- [Input records]:
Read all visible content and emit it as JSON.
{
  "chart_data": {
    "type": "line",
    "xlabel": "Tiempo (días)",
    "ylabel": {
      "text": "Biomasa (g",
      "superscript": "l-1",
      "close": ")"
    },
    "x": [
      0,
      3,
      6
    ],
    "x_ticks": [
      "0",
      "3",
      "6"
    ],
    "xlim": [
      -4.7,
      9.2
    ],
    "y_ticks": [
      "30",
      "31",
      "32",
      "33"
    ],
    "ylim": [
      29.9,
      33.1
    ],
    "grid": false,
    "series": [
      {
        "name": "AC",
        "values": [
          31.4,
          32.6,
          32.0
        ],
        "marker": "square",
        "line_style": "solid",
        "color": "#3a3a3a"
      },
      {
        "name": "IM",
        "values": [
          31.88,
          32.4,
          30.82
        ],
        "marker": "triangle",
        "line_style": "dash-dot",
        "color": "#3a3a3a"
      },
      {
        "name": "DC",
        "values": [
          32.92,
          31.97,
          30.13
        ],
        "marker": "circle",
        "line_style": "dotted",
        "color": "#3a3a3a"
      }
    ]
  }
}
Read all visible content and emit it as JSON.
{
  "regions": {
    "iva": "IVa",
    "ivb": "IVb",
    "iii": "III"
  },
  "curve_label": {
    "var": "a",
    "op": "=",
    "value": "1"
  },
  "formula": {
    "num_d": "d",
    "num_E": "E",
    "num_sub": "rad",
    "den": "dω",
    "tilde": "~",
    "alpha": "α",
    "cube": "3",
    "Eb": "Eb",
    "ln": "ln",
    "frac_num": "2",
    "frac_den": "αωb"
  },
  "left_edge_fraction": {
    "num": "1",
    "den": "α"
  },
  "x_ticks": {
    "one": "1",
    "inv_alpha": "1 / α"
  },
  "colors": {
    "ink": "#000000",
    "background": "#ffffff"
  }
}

* * *

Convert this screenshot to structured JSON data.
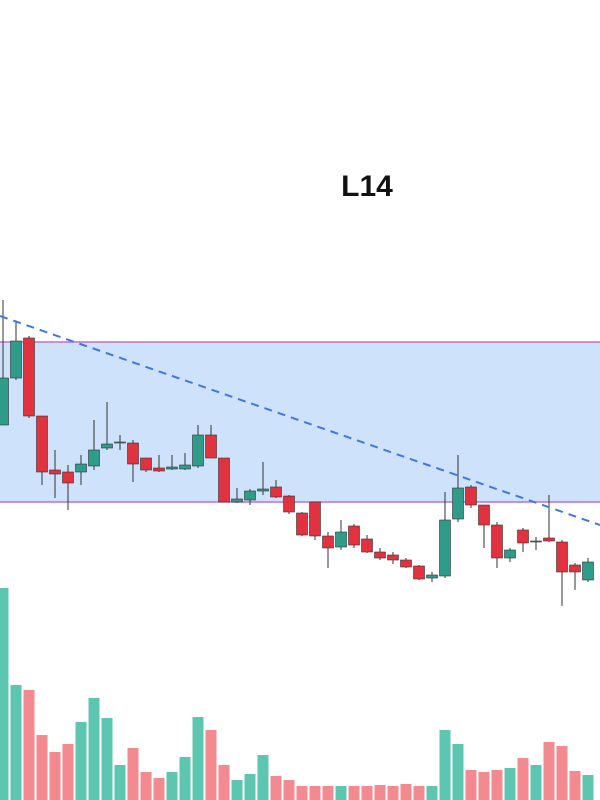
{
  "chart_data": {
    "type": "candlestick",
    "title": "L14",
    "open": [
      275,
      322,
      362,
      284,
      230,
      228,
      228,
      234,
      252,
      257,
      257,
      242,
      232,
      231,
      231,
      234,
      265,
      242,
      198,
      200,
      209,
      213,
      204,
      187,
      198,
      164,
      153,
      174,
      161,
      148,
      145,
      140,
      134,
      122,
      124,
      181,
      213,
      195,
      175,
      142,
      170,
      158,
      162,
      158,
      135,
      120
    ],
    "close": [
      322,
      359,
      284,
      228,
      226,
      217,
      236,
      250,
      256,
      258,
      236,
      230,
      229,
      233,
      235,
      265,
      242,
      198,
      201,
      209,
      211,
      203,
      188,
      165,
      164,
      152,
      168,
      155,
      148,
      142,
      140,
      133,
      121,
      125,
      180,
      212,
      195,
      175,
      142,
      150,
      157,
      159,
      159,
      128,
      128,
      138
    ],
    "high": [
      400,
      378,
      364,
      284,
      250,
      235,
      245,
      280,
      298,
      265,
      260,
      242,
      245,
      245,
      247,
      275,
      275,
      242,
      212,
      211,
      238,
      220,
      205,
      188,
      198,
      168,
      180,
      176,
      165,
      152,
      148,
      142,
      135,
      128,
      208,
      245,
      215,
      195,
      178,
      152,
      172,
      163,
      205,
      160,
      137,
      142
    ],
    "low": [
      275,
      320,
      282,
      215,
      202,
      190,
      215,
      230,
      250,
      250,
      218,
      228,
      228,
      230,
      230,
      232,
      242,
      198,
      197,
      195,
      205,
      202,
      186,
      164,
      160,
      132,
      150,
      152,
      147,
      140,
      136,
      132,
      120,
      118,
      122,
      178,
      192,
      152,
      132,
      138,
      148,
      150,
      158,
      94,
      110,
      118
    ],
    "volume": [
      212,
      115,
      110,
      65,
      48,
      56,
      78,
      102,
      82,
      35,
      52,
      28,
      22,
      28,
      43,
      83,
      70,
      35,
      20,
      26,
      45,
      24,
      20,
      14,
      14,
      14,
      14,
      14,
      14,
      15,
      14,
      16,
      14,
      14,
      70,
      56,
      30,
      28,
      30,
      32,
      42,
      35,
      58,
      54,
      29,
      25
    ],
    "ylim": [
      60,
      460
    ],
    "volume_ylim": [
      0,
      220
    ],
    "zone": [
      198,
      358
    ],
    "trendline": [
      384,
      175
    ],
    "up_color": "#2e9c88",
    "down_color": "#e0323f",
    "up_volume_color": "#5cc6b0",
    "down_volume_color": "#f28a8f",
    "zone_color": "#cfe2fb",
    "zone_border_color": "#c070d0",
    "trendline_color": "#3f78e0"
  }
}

- [Required work]:
Identify and copy lines that hold the string "marker".

- [Response]:
        "marker": "square",
        "marker": "triangle",
        "marker": "circle",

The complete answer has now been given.